Dataset items
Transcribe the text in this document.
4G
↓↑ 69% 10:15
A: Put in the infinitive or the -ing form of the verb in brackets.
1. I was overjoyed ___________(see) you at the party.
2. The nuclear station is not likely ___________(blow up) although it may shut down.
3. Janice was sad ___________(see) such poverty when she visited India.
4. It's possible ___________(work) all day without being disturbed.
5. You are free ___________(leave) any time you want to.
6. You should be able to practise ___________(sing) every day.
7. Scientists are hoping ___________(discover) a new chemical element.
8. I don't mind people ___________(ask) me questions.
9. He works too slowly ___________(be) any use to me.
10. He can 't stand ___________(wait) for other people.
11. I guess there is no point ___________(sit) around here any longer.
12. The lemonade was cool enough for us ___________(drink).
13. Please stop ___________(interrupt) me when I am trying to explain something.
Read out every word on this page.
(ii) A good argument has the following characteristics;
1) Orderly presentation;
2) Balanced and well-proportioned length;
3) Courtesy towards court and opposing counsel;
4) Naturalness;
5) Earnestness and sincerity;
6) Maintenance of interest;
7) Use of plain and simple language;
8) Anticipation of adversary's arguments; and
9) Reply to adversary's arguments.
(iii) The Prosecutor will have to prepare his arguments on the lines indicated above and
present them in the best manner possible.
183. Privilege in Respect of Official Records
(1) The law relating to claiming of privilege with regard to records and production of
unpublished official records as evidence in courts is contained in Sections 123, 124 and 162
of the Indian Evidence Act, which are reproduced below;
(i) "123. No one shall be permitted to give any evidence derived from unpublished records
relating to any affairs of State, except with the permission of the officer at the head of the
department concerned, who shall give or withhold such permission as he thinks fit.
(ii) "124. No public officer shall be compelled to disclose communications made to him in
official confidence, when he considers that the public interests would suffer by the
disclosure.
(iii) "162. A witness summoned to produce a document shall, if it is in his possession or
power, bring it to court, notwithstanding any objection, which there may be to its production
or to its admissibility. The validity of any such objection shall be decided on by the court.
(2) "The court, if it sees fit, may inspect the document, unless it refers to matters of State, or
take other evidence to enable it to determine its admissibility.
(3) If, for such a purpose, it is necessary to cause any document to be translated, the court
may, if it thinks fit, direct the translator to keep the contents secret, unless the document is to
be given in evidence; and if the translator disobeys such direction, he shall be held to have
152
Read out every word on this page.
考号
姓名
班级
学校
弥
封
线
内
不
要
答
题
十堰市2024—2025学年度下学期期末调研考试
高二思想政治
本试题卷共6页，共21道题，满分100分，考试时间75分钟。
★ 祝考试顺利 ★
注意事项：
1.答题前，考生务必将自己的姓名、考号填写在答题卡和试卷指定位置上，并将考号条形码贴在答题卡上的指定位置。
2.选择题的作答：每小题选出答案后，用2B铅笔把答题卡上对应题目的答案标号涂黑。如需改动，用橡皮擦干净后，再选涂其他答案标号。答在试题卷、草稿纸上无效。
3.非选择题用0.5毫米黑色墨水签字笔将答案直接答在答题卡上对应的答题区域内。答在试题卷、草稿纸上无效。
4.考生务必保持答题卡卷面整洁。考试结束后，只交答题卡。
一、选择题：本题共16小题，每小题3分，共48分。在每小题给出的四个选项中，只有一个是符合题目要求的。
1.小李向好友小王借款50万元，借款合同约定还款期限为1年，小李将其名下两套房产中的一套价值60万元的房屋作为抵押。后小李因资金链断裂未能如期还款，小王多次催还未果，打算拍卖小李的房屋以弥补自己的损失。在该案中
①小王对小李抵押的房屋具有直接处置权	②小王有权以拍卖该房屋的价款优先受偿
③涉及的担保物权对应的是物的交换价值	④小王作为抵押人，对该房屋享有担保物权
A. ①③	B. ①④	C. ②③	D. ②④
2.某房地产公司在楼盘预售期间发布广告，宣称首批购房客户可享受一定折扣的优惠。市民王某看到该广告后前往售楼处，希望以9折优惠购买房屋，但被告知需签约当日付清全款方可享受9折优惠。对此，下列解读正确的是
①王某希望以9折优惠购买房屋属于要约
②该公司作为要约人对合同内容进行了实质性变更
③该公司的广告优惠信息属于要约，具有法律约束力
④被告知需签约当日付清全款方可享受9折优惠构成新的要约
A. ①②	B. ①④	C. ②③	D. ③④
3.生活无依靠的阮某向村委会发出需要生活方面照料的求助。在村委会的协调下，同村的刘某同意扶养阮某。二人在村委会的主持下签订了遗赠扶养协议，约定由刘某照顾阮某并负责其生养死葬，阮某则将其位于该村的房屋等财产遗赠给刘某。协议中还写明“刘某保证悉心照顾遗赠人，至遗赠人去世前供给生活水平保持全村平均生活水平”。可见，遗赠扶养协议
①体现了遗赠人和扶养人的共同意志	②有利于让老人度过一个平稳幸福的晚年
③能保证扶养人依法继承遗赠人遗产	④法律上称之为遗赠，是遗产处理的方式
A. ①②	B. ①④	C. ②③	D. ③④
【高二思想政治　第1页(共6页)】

Task objective | From the data above, copy each line that has the string "relating".

Answer for this exercise |
(1) The law relating to claiming of privilege with regard to records and production of
relating to any affairs of State, except with the permission of the officer at the head of the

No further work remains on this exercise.